═══ RECORDS SHOWN

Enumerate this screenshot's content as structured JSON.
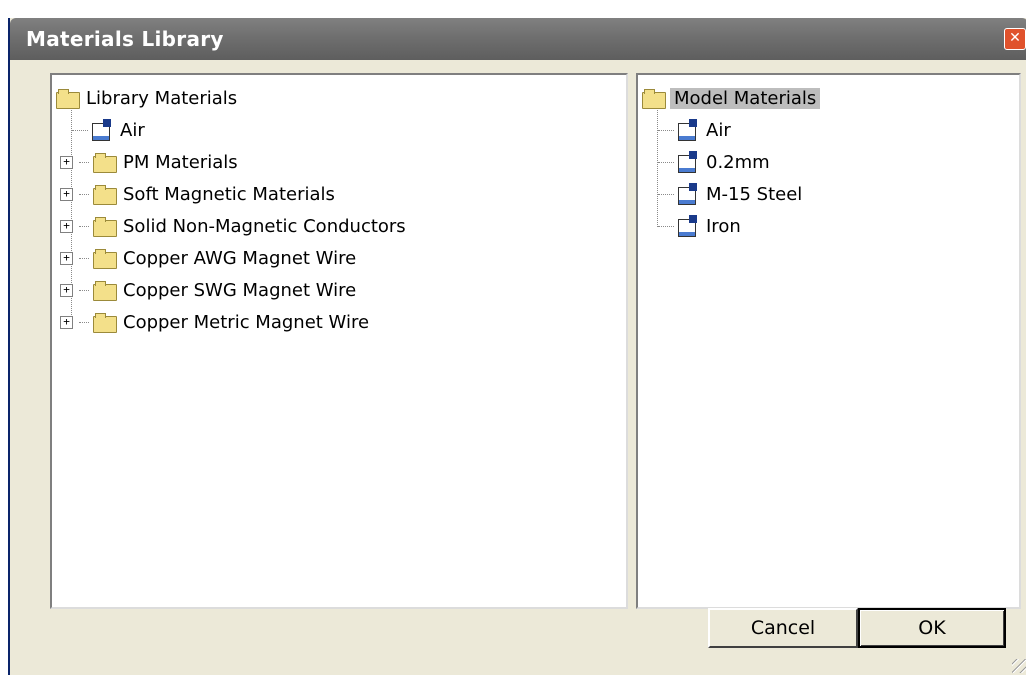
{
  "window": {
    "title": "Materials Library",
    "close_label": "✕"
  },
  "library_tree": {
    "root": "Library Materials",
    "items": [
      {
        "label": "Air",
        "type": "material"
      },
      {
        "label": "PM Materials",
        "type": "folder",
        "expander": "+"
      },
      {
        "label": "Soft Magnetic Materials",
        "type": "folder",
        "expander": "+"
      },
      {
        "label": "Solid Non-Magnetic Conductors",
        "type": "folder",
        "expander": "+"
      },
      {
        "label": "Copper AWG Magnet Wire",
        "type": "folder",
        "expander": "+"
      },
      {
        "label": "Copper SWG Magnet Wire",
        "type": "folder",
        "expander": "+"
      },
      {
        "label": "Copper Metric Magnet Wire",
        "type": "folder",
        "expander": "+"
      }
    ]
  },
  "model_tree": {
    "root": "Model Materials",
    "items": [
      {
        "label": "Air",
        "type": "material"
      },
      {
        "label": "0.2mm",
        "type": "material"
      },
      {
        "label": "M-15 Steel",
        "type": "material"
      },
      {
        "label": "Iron",
        "type": "material"
      }
    ]
  },
  "buttons": {
    "cancel": "Cancel",
    "ok": "OK"
  },
  "colors": {
    "title_bar": "#6f6f6f",
    "dialog_bg": "#ece9d8",
    "selected_bg": "#bdbdbd",
    "folder": "#f3e08a"
  }
}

══════

→ **PROBLEM REQUIREMENTS**:
Write out the records above exactly as they appear, leaving out any pictures.

→ **EXERCISE RESULT**:
Enumerate this screenshot's content as structured JSON.
{
  "window": {
    "title": "Materials Library",
    "close_label": "✕"
  },
  "library_tree": {
    "root": "Library Materials",
    "items": [
      {
        "label": "Air",
        "type": "material"
      },
      {
        "label": "PM Materials",
        "type": "folder",
        "expander": "+"
      },
      {
        "label": "Soft Magnetic Materials",
        "type": "folder",
        "expander": "+"
      },
      {
        "label": "Solid Non-Magnetic Conductors",
        "type": "folder",
        "expander": "+"
      },
      {
        "label": "Copper AWG Magnet Wire",
        "type": "folder",
        "expander": "+"
      },
      {
        "label": "Copper SWG Magnet Wire",
        "type": "folder",
        "expander": "+"
      },
      {
        "label": "Copper Metric Magnet Wire",
        "type": "folder",
        "expander": "+"
      }
    ]
  },
  "model_tree": {
    "root": "Model Materials",
    "items": [
      {
        "label": "Air",
        "type": "material"
      },
      {
        "label": "0.2mm",
        "type": "material"
      },
      {
        "label": "M-15 Steel",
        "type": "material"
      },
      {
        "label": "Iron",
        "type": "material"
      }
    ]
  },
  "buttons": {
    "cancel": "Cancel",
    "ok": "OK"
  },
  "colors": {
    "title_bar": "#6f6f6f",
    "dialog_bg": "#ece9d8",
    "selected_bg": "#bdbdbd",
    "folder": "#f3e08a"
  }
}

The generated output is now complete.